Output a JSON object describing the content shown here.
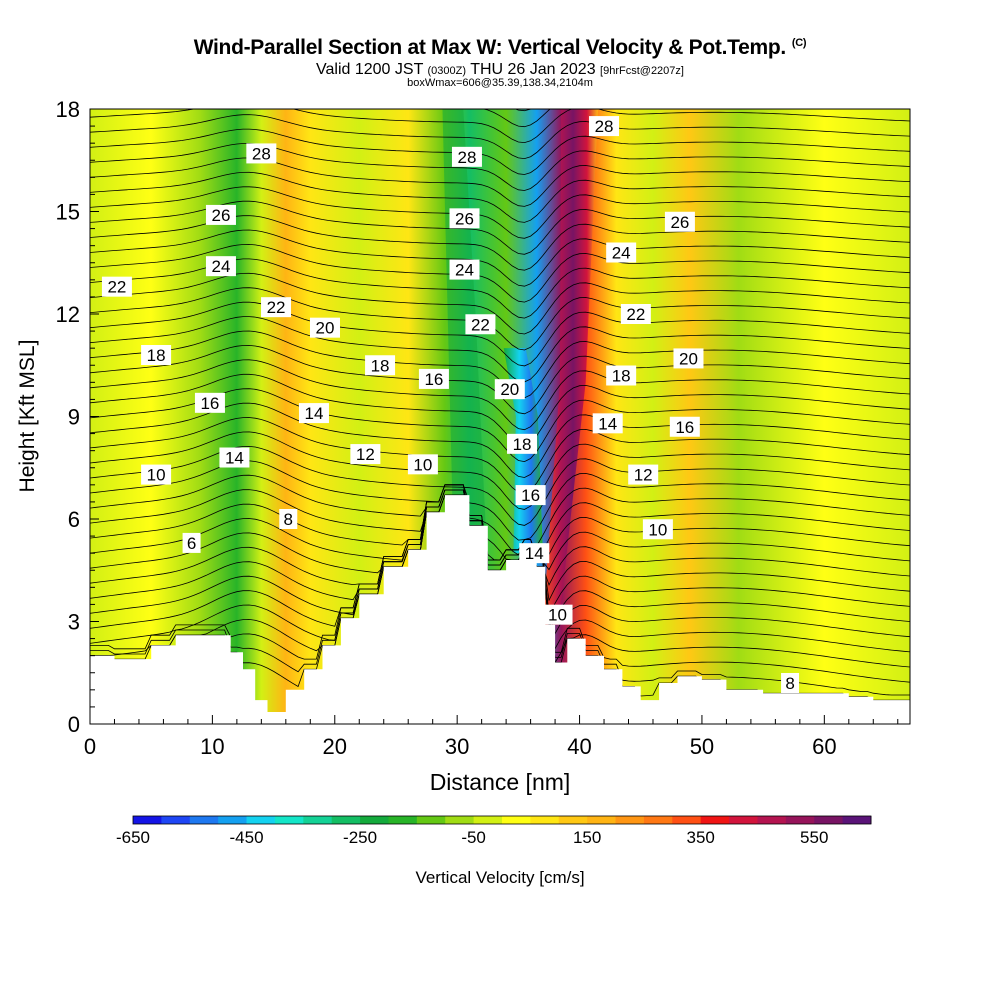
{
  "header": {
    "title": "Wind-Parallel Section at Max W: Vertical Velocity & Pot.Temp.",
    "copyright": "(C)",
    "valid_main": "Valid 1200 JST",
    "valid_utc": "(0300Z)",
    "valid_date": "THU 26 Jan 2023",
    "forecast": "[9hrFcst@2207z]",
    "box_info": "boxWmax=606@35.39,138.34,2104m"
  },
  "chart_data": {
    "type": "heatmap",
    "xlabel": "Distance [nm]",
    "ylabel": "Height [Kft MSL]",
    "xlim": [
      0,
      67
    ],
    "ylim": [
      0,
      18
    ],
    "x_ticks": [
      0,
      10,
      20,
      30,
      40,
      50,
      60
    ],
    "y_ticks": [
      0,
      3,
      6,
      9,
      12,
      15,
      18
    ],
    "colorbar": {
      "label": "Vertical Velocity [cm/s]",
      "tick_labels": [
        "-650",
        "-450",
        "-250",
        "-50",
        "150",
        "350",
        "550"
      ],
      "tick_values": [
        -650,
        -450,
        -250,
        -50,
        150,
        350,
        550
      ],
      "range": [
        -650,
        650
      ],
      "colors": [
        "#1414e6",
        "#1e46f5",
        "#1e78f0",
        "#14a0f0",
        "#14d2f0",
        "#14e6c8",
        "#14d296",
        "#14be64",
        "#14aa3c",
        "#28b428",
        "#64c814",
        "#a0dc14",
        "#d2f014",
        "#ffff14",
        "#ffe614",
        "#ffc814",
        "#ffb414",
        "#ff9614",
        "#ff7814",
        "#ff5014",
        "#f01414",
        "#d2143c",
        "#b41450",
        "#96145a",
        "#781464",
        "#5a1478"
      ]
    },
    "velocity_bands": [
      {
        "x_center": 0,
        "value": -30
      },
      {
        "x_center": 5,
        "value": 20
      },
      {
        "x_center": 9,
        "value": -60
      },
      {
        "x_center": 12,
        "value": -200
      },
      {
        "x_center": 14,
        "value": -30
      },
      {
        "x_center": 16,
        "value": 150
      },
      {
        "x_center": 18,
        "value": 50
      },
      {
        "x_center": 22,
        "value": -20
      },
      {
        "x_center": 26,
        "value": 100
      },
      {
        "x_center": 29,
        "value": -150
      },
      {
        "x_center": 31,
        "value": -300
      },
      {
        "x_center": 34,
        "value": -150
      },
      {
        "x_center": 36.5,
        "value": -500
      },
      {
        "x_center": 38.5,
        "value": 520
      },
      {
        "x_center": 40.5,
        "value": 300
      },
      {
        "x_center": 43,
        "value": 60
      },
      {
        "x_center": 46,
        "value": -40
      },
      {
        "x_center": 49,
        "value": 120
      },
      {
        "x_center": 53,
        "value": -60
      },
      {
        "x_center": 60,
        "value": 30
      },
      {
        "x_center": 67,
        "value": -30
      }
    ],
    "terrain_kft": [
      [
        0,
        2.0
      ],
      [
        2,
        1.9
      ],
      [
        4,
        1.9
      ],
      [
        5,
        2.3
      ],
      [
        7,
        2.6
      ],
      [
        9,
        2.6
      ],
      [
        10.5,
        2.6
      ],
      [
        11.5,
        2.1
      ],
      [
        12.5,
        1.6
      ],
      [
        13.5,
        0.7
      ],
      [
        14.5,
        0.35
      ],
      [
        16,
        1.0
      ],
      [
        17.5,
        1.6
      ],
      [
        19,
        2.3
      ],
      [
        20.5,
        3.1
      ],
      [
        22,
        3.8
      ],
      [
        24,
        4.6
      ],
      [
        26,
        5.1
      ],
      [
        27.5,
        6.2
      ],
      [
        29,
        6.7
      ],
      [
        31,
        5.8
      ],
      [
        32.5,
        4.5
      ],
      [
        34,
        4.8
      ],
      [
        35.5,
        5.1
      ],
      [
        36.5,
        4.6
      ],
      [
        37.2,
        2.9
      ],
      [
        38,
        1.8
      ],
      [
        39,
        2.5
      ],
      [
        40.5,
        2.0
      ],
      [
        42,
        1.6
      ],
      [
        43.5,
        1.1
      ],
      [
        45,
        0.7
      ],
      [
        46.5,
        1.2
      ],
      [
        48,
        1.4
      ],
      [
        50,
        1.3
      ],
      [
        52,
        1.0
      ],
      [
        55,
        0.9
      ],
      [
        58,
        0.9
      ],
      [
        62,
        0.8
      ],
      [
        64,
        0.7
      ],
      [
        67,
        0.7
      ]
    ],
    "contour_labels": [
      {
        "text": "28",
        "x": 14.0,
        "y": 16.7
      },
      {
        "text": "26",
        "x": 10.7,
        "y": 14.9
      },
      {
        "text": "24",
        "x": 10.7,
        "y": 13.4
      },
      {
        "text": "22",
        "x": 2.2,
        "y": 12.8
      },
      {
        "text": "22",
        "x": 15.2,
        "y": 12.2
      },
      {
        "text": "20",
        "x": 19.2,
        "y": 11.6
      },
      {
        "text": "18",
        "x": 5.4,
        "y": 10.8
      },
      {
        "text": "18",
        "x": 23.7,
        "y": 10.5
      },
      {
        "text": "16",
        "x": 9.8,
        "y": 9.4
      },
      {
        "text": "16",
        "x": 28.1,
        "y": 10.1
      },
      {
        "text": "14",
        "x": 18.3,
        "y": 9.1
      },
      {
        "text": "14",
        "x": 11.8,
        "y": 7.8
      },
      {
        "text": "12",
        "x": 22.5,
        "y": 7.9
      },
      {
        "text": "10",
        "x": 5.4,
        "y": 7.3
      },
      {
        "text": "10",
        "x": 27.2,
        "y": 7.6
      },
      {
        "text": "8",
        "x": 16.2,
        "y": 6.0
      },
      {
        "text": "6",
        "x": 8.3,
        "y": 5.3
      },
      {
        "text": "28",
        "x": 30.8,
        "y": 16.6
      },
      {
        "text": "26",
        "x": 30.6,
        "y": 14.8
      },
      {
        "text": "24",
        "x": 30.6,
        "y": 13.3
      },
      {
        "text": "22",
        "x": 31.9,
        "y": 11.7
      },
      {
        "text": "20",
        "x": 34.3,
        "y": 9.8
      },
      {
        "text": "18",
        "x": 35.3,
        "y": 8.2
      },
      {
        "text": "16",
        "x": 36.0,
        "y": 6.7
      },
      {
        "text": "14",
        "x": 36.3,
        "y": 5.0
      },
      {
        "text": "10",
        "x": 38.2,
        "y": 3.2
      },
      {
        "text": "28",
        "x": 42.0,
        "y": 17.5
      },
      {
        "text": "26",
        "x": 48.2,
        "y": 14.7
      },
      {
        "text": "24",
        "x": 43.4,
        "y": 13.8
      },
      {
        "text": "22",
        "x": 44.6,
        "y": 12.0
      },
      {
        "text": "20",
        "x": 48.9,
        "y": 10.7
      },
      {
        "text": "18",
        "x": 43.4,
        "y": 10.2
      },
      {
        "text": "14",
        "x": 42.3,
        "y": 8.8
      },
      {
        "text": "16",
        "x": 48.6,
        "y": 8.7
      },
      {
        "text": "12",
        "x": 45.2,
        "y": 7.3
      },
      {
        "text": "10",
        "x": 46.4,
        "y": 5.7
      },
      {
        "text": "8",
        "x": 57.2,
        "y": 1.2
      }
    ]
  }
}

══════════

— What to do —
Print the complete listing exactly, apart from any pictures.

— Result for this exercise —
Output a JSON object describing the content shown here.
{
  "header": {
    "title": "Wind-Parallel Section at Max W: Vertical Velocity & Pot.Temp.",
    "copyright": "(C)",
    "valid_main": "Valid 1200 JST",
    "valid_utc": "(0300Z)",
    "valid_date": "THU 26 Jan 2023",
    "forecast": "[9hrFcst@2207z]",
    "box_info": "boxWmax=606@35.39,138.34,2104m"
  },
  "chart_data": {
    "type": "heatmap",
    "xlabel": "Distance [nm]",
    "ylabel": "Height [Kft MSL]",
    "xlim": [
      0,
      67
    ],
    "ylim": [
      0,
      18
    ],
    "x_ticks": [
      0,
      10,
      20,
      30,
      40,
      50,
      60
    ],
    "y_ticks": [
      0,
      3,
      6,
      9,
      12,
      15,
      18
    ],
    "colorbar": {
      "label": "Vertical Velocity [cm/s]",
      "tick_labels": [
        "-650",
        "-450",
        "-250",
        "-50",
        "150",
        "350",
        "550"
      ],
      "tick_values": [
        -650,
        -450,
        -250,
        -50,
        150,
        350,
        550
      ],
      "range": [
        -650,
        650
      ],
      "colors": [
        "#1414e6",
        "#1e46f5",
        "#1e78f0",
        "#14a0f0",
        "#14d2f0",
        "#14e6c8",
        "#14d296",
        "#14be64",
        "#14aa3c",
        "#28b428",
        "#64c814",
        "#a0dc14",
        "#d2f014",
        "#ffff14",
        "#ffe614",
        "#ffc814",
        "#ffb414",
        "#ff9614",
        "#ff7814",
        "#ff5014",
        "#f01414",
        "#d2143c",
        "#b41450",
        "#96145a",
        "#781464",
        "#5a1478"
      ]
    },
    "velocity_bands": [
      {
        "x_center": 0,
        "value": -30
      },
      {
        "x_center": 5,
        "value": 20
      },
      {
        "x_center": 9,
        "value": -60
      },
      {
        "x_center": 12,
        "value": -200
      },
      {
        "x_center": 14,
        "value": -30
      },
      {
        "x_center": 16,
        "value": 150
      },
      {
        "x_center": 18,
        "value": 50
      },
      {
        "x_center": 22,
        "value": -20
      },
      {
        "x_center": 26,
        "value": 100
      },
      {
        "x_center": 29,
        "value": -150
      },
      {
        "x_center": 31,
        "value": -300
      },
      {
        "x_center": 34,
        "value": -150
      },
      {
        "x_center": 36.5,
        "value": -500
      },
      {
        "x_center": 38.5,
        "value": 520
      },
      {
        "x_center": 40.5,
        "value": 300
      },
      {
        "x_center": 43,
        "value": 60
      },
      {
        "x_center": 46,
        "value": -40
      },
      {
        "x_center": 49,
        "value": 120
      },
      {
        "x_center": 53,
        "value": -60
      },
      {
        "x_center": 60,
        "value": 30
      },
      {
        "x_center": 67,
        "value": -30
      }
    ],
    "terrain_kft": [
      [
        0,
        2.0
      ],
      [
        2,
        1.9
      ],
      [
        4,
        1.9
      ],
      [
        5,
        2.3
      ],
      [
        7,
        2.6
      ],
      [
        9,
        2.6
      ],
      [
        10.5,
        2.6
      ],
      [
        11.5,
        2.1
      ],
      [
        12.5,
        1.6
      ],
      [
        13.5,
        0.7
      ],
      [
        14.5,
        0.35
      ],
      [
        16,
        1.0
      ],
      [
        17.5,
        1.6
      ],
      [
        19,
        2.3
      ],
      [
        20.5,
        3.1
      ],
      [
        22,
        3.8
      ],
      [
        24,
        4.6
      ],
      [
        26,
        5.1
      ],
      [
        27.5,
        6.2
      ],
      [
        29,
        6.7
      ],
      [
        31,
        5.8
      ],
      [
        32.5,
        4.5
      ],
      [
        34,
        4.8
      ],
      [
        35.5,
        5.1
      ],
      [
        36.5,
        4.6
      ],
      [
        37.2,
        2.9
      ],
      [
        38,
        1.8
      ],
      [
        39,
        2.5
      ],
      [
        40.5,
        2.0
      ],
      [
        42,
        1.6
      ],
      [
        43.5,
        1.1
      ],
      [
        45,
        0.7
      ],
      [
        46.5,
        1.2
      ],
      [
        48,
        1.4
      ],
      [
        50,
        1.3
      ],
      [
        52,
        1.0
      ],
      [
        55,
        0.9
      ],
      [
        58,
        0.9
      ],
      [
        62,
        0.8
      ],
      [
        64,
        0.7
      ],
      [
        67,
        0.7
      ]
    ],
    "contour_labels": [
      {
        "text": "28",
        "x": 14.0,
        "y": 16.7
      },
      {
        "text": "26",
        "x": 10.7,
        "y": 14.9
      },
      {
        "text": "24",
        "x": 10.7,
        "y": 13.4
      },
      {
        "text": "22",
        "x": 2.2,
        "y": 12.8
      },
      {
        "text": "22",
        "x": 15.2,
        "y": 12.2
      },
      {
        "text": "20",
        "x": 19.2,
        "y": 11.6
      },
      {
        "text": "18",
        "x": 5.4,
        "y": 10.8
      },
      {
        "text": "18",
        "x": 23.7,
        "y": 10.5
      },
      {
        "text": "16",
        "x": 9.8,
        "y": 9.4
      },
      {
        "text": "16",
        "x": 28.1,
        "y": 10.1
      },
      {
        "text": "14",
        "x": 18.3,
        "y": 9.1
      },
      {
        "text": "14",
        "x": 11.8,
        "y": 7.8
      },
      {
        "text": "12",
        "x": 22.5,
        "y": 7.9
      },
      {
        "text": "10",
        "x": 5.4,
        "y": 7.3
      },
      {
        "text": "10",
        "x": 27.2,
        "y": 7.6
      },
      {
        "text": "8",
        "x": 16.2,
        "y": 6.0
      },
      {
        "text": "6",
        "x": 8.3,
        "y": 5.3
      },
      {
        "text": "28",
        "x": 30.8,
        "y": 16.6
      },
      {
        "text": "26",
        "x": 30.6,
        "y": 14.8
      },
      {
        "text": "24",
        "x": 30.6,
        "y": 13.3
      },
      {
        "text": "22",
        "x": 31.9,
        "y": 11.7
      },
      {
        "text": "20",
        "x": 34.3,
        "y": 9.8
      },
      {
        "text": "18",
        "x": 35.3,
        "y": 8.2
      },
      {
        "text": "16",
        "x": 36.0,
        "y": 6.7
      },
      {
        "text": "14",
        "x": 36.3,
        "y": 5.0
      },
      {
        "text": "10",
        "x": 38.2,
        "y": 3.2
      },
      {
        "text": "28",
        "x": 42.0,
        "y": 17.5
      },
      {
        "text": "26",
        "x": 48.2,
        "y": 14.7
      },
      {
        "text": "24",
        "x": 43.4,
        "y": 13.8
      },
      {
        "text": "22",
        "x": 44.6,
        "y": 12.0
      },
      {
        "text": "20",
        "x": 48.9,
        "y": 10.7
      },
      {
        "text": "18",
        "x": 43.4,
        "y": 10.2
      },
      {
        "text": "14",
        "x": 42.3,
        "y": 8.8
      },
      {
        "text": "16",
        "x": 48.6,
        "y": 8.7
      },
      {
        "text": "12",
        "x": 45.2,
        "y": 7.3
      },
      {
        "text": "10",
        "x": 46.4,
        "y": 5.7
      },
      {
        "text": "8",
        "x": 57.2,
        "y": 1.2
      }
    ]
  }
}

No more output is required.